Keep the images out and copy every entry below exactly.

Supplied material:
## BEGIN
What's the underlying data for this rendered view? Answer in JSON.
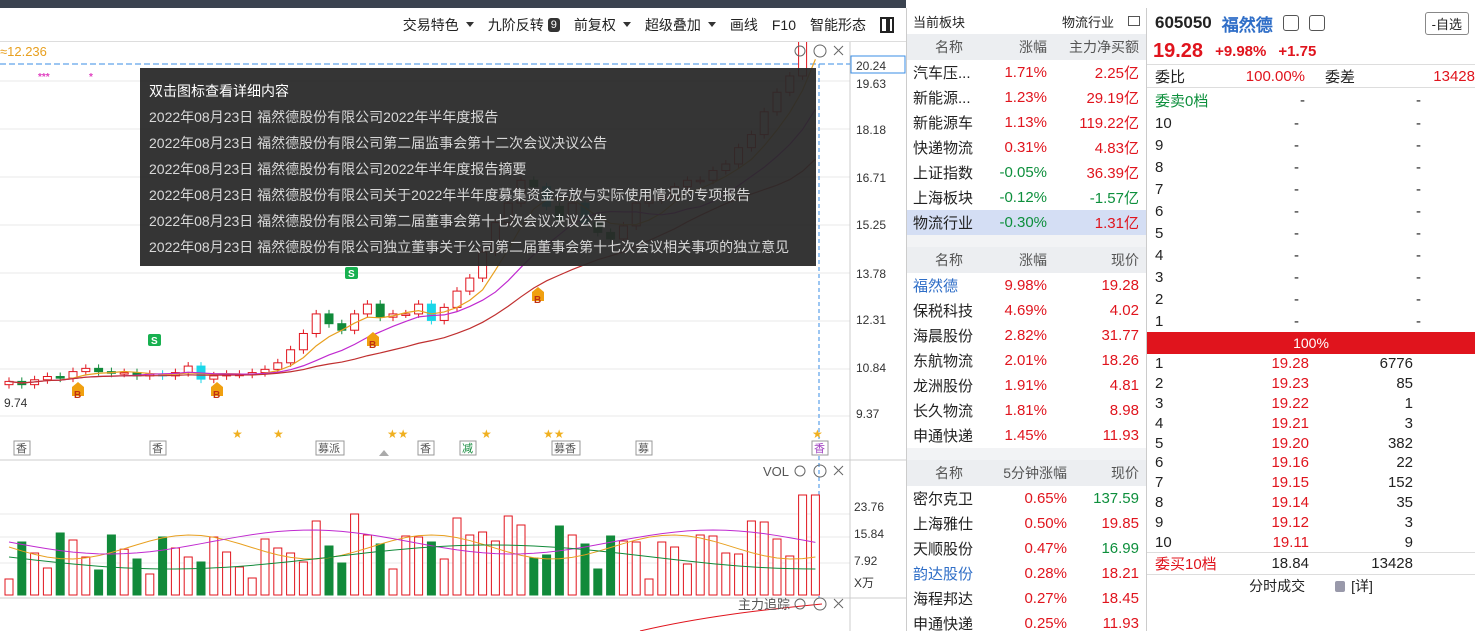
{
  "toolbar": {
    "items": [
      "交易特色",
      "九阶反转",
      "前复权",
      "超级叠加",
      "画线",
      "F10",
      "智能形态"
    ],
    "badge": "9"
  },
  "chart": {
    "ma_label": "≈12.236",
    "price_axis": [
      "20.24",
      "19.63",
      "18.18",
      "16.71",
      "15.25",
      "13.78",
      "12.31",
      "10.84",
      "9.37"
    ],
    "low_label": "9.74",
    "event_tags": [
      "香",
      "香",
      "募派",
      "香",
      "减",
      "募香",
      "募",
      "香"
    ],
    "vol_title": "VOL",
    "vol_axis": [
      "23.76",
      "15.84",
      "7.92",
      "X万"
    ],
    "main_force_title": "主力追踪",
    "colors": {
      "up": "#e0141d",
      "down": "#118a3a",
      "cyan": "#19d6e8",
      "ma5": "#e8a020",
      "ma10": "#c02ad0"
    }
  },
  "tooltip": {
    "title": "双击图标查看详细内容",
    "items": [
      "2022年08月23日 福然德股份有限公司2022年半年度报告",
      "2022年08月23日 福然德股份有限公司第二届监事会第十二次会议决议公告",
      "2022年08月23日 福然德股份有限公司2022年半年度报告摘要",
      "2022年08月23日 福然德股份有限公司关于2022年半年度募集资金存放与实际使用情况的专项报告",
      "2022年08月23日 福然德股份有限公司第二届董事会第十七次会议决议公告",
      "2022年08月23日 福然德股份有限公司独立董事关于公司第二届董事会第十七次会议相关事项的独立意见"
    ]
  },
  "sector": {
    "current_label": "当前板块",
    "current_value": "物流行业",
    "t1_headers": [
      "名称",
      "涨幅",
      "主力净买额"
    ],
    "t1_rows": [
      [
        "汽车压...",
        "1.71%",
        "2.25亿"
      ],
      [
        "新能源...",
        "1.23%",
        "29.19亿"
      ],
      [
        "新能源车",
        "1.13%",
        "119.22亿"
      ],
      [
        "快递物流",
        "0.31%",
        "4.83亿"
      ],
      [
        "上证指数",
        "-0.05%",
        "36.39亿"
      ],
      [
        "上海板块",
        "-0.12%",
        "-1.57亿"
      ],
      [
        "物流行业",
        "-0.30%",
        "1.31亿"
      ]
    ],
    "t2_headers": [
      "名称",
      "涨幅",
      "现价"
    ],
    "t2_rows": [
      [
        "福然德",
        "9.98%",
        "19.28"
      ],
      [
        "保税科技",
        "4.69%",
        "4.02"
      ],
      [
        "海晨股份",
        "2.82%",
        "31.77"
      ],
      [
        "东航物流",
        "2.01%",
        "18.26"
      ],
      [
        "龙洲股份",
        "1.91%",
        "4.81"
      ],
      [
        "长久物流",
        "1.81%",
        "8.98"
      ],
      [
        "申通快递",
        "1.45%",
        "11.93"
      ]
    ],
    "t3_headers": [
      "名称",
      "5分钟涨幅",
      "现价"
    ],
    "t3_rows": [
      [
        "密尔克卫",
        "0.65%",
        "137.59"
      ],
      [
        "上海雅仕",
        "0.50%",
        "19.85"
      ],
      [
        "天顺股份",
        "0.47%",
        "16.99"
      ],
      [
        "韵达股份",
        "0.28%",
        "18.21"
      ],
      [
        "海程邦达",
        "0.27%",
        "18.45"
      ],
      [
        "申通快递",
        "0.25%",
        "11.93"
      ]
    ]
  },
  "quote": {
    "code": "605050",
    "name": "福然德",
    "watch_btn": "-自选",
    "price": "19.28",
    "change_pct": "+9.98%",
    "change": "+1.75",
    "weibi_label": "委比",
    "weibi_value": "100.00%",
    "weicha_label": "委差",
    "weicha_value": "13428",
    "sell_head": "委卖0档",
    "dash": "-",
    "sell_levels": [
      "10",
      "9",
      "8",
      "7",
      "6",
      "5",
      "4",
      "3",
      "2",
      "1"
    ],
    "bar_text": "100%",
    "buy_levels": [
      [
        "1",
        "19.28",
        "6776"
      ],
      [
        "2",
        "19.23",
        "85"
      ],
      [
        "3",
        "19.22",
        "1"
      ],
      [
        "4",
        "19.21",
        "3"
      ],
      [
        "5",
        "19.20",
        "382"
      ],
      [
        "6",
        "19.16",
        "22"
      ],
      [
        "7",
        "19.15",
        "152"
      ],
      [
        "8",
        "19.14",
        "35"
      ],
      [
        "9",
        "19.12",
        "3"
      ],
      [
        "10",
        "19.11",
        "9"
      ]
    ],
    "buy_total_label": "委买10档",
    "buy_total_price": "18.84",
    "buy_total_vol": "13428",
    "foot_trades": "分时成交",
    "foot_detail": "[详]"
  }
}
## END
Exercise response:
What's the underlying data for this rendered view? Answer in JSON.
{
  "toolbar": {
    "items": [
      "交易特色",
      "九阶反转",
      "前复权",
      "超级叠加",
      "画线",
      "F10",
      "智能形态"
    ],
    "badge": "9"
  },
  "chart": {
    "ma_label": "≈12.236",
    "price_axis": [
      "20.24",
      "19.63",
      "18.18",
      "16.71",
      "15.25",
      "13.78",
      "12.31",
      "10.84",
      "9.37"
    ],
    "low_label": "9.74",
    "event_tags": [
      "香",
      "香",
      "募派",
      "香",
      "减",
      "募香",
      "募",
      "香"
    ],
    "vol_title": "VOL",
    "vol_axis": [
      "23.76",
      "15.84",
      "7.92",
      "X万"
    ],
    "main_force_title": "主力追踪",
    "colors": {
      "up": "#e0141d",
      "down": "#118a3a",
      "cyan": "#19d6e8",
      "ma5": "#e8a020",
      "ma10": "#c02ad0"
    }
  },
  "tooltip": {
    "title": "双击图标查看详细内容",
    "items": [
      "2022年08月23日 福然德股份有限公司2022年半年度报告",
      "2022年08月23日 福然德股份有限公司第二届监事会第十二次会议决议公告",
      "2022年08月23日 福然德股份有限公司2022年半年度报告摘要",
      "2022年08月23日 福然德股份有限公司关于2022年半年度募集资金存放与实际使用情况的专项报告",
      "2022年08月23日 福然德股份有限公司第二届董事会第十七次会议决议公告",
      "2022年08月23日 福然德股份有限公司独立董事关于公司第二届董事会第十七次会议相关事项的独立意见"
    ]
  },
  "sector": {
    "current_label": "当前板块",
    "current_value": "物流行业",
    "t1_headers": [
      "名称",
      "涨幅",
      "主力净买额"
    ],
    "t1_rows": [
      [
        "汽车压...",
        "1.71%",
        "2.25亿"
      ],
      [
        "新能源...",
        "1.23%",
        "29.19亿"
      ],
      [
        "新能源车",
        "1.13%",
        "119.22亿"
      ],
      [
        "快递物流",
        "0.31%",
        "4.83亿"
      ],
      [
        "上证指数",
        "-0.05%",
        "36.39亿"
      ],
      [
        "上海板块",
        "-0.12%",
        "-1.57亿"
      ],
      [
        "物流行业",
        "-0.30%",
        "1.31亿"
      ]
    ],
    "t2_headers": [
      "名称",
      "涨幅",
      "现价"
    ],
    "t2_rows": [
      [
        "福然德",
        "9.98%",
        "19.28"
      ],
      [
        "保税科技",
        "4.69%",
        "4.02"
      ],
      [
        "海晨股份",
        "2.82%",
        "31.77"
      ],
      [
        "东航物流",
        "2.01%",
        "18.26"
      ],
      [
        "龙洲股份",
        "1.91%",
        "4.81"
      ],
      [
        "长久物流",
        "1.81%",
        "8.98"
      ],
      [
        "申通快递",
        "1.45%",
        "11.93"
      ]
    ],
    "t3_headers": [
      "名称",
      "5分钟涨幅",
      "现价"
    ],
    "t3_rows": [
      [
        "密尔克卫",
        "0.65%",
        "137.59"
      ],
      [
        "上海雅仕",
        "0.50%",
        "19.85"
      ],
      [
        "天顺股份",
        "0.47%",
        "16.99"
      ],
      [
        "韵达股份",
        "0.28%",
        "18.21"
      ],
      [
        "海程邦达",
        "0.27%",
        "18.45"
      ],
      [
        "申通快递",
        "0.25%",
        "11.93"
      ]
    ]
  },
  "quote": {
    "code": "605050",
    "name": "福然德",
    "watch_btn": "-自选",
    "price": "19.28",
    "change_pct": "+9.98%",
    "change": "+1.75",
    "weibi_label": "委比",
    "weibi_value": "100.00%",
    "weicha_label": "委差",
    "weicha_value": "13428",
    "sell_head": "委卖0档",
    "dash": "-",
    "sell_levels": [
      "10",
      "9",
      "8",
      "7",
      "6",
      "5",
      "4",
      "3",
      "2",
      "1"
    ],
    "bar_text": "100%",
    "buy_levels": [
      [
        "1",
        "19.28",
        "6776"
      ],
      [
        "2",
        "19.23",
        "85"
      ],
      [
        "3",
        "19.22",
        "1"
      ],
      [
        "4",
        "19.21",
        "3"
      ],
      [
        "5",
        "19.20",
        "382"
      ],
      [
        "6",
        "19.16",
        "22"
      ],
      [
        "7",
        "19.15",
        "152"
      ],
      [
        "8",
        "19.14",
        "35"
      ],
      [
        "9",
        "19.12",
        "3"
      ],
      [
        "10",
        "19.11",
        "9"
      ]
    ],
    "buy_total_label": "委买10档",
    "buy_total_price": "18.84",
    "buy_total_vol": "13428",
    "foot_trades": "分时成交",
    "foot_detail": "[详]"
  }
}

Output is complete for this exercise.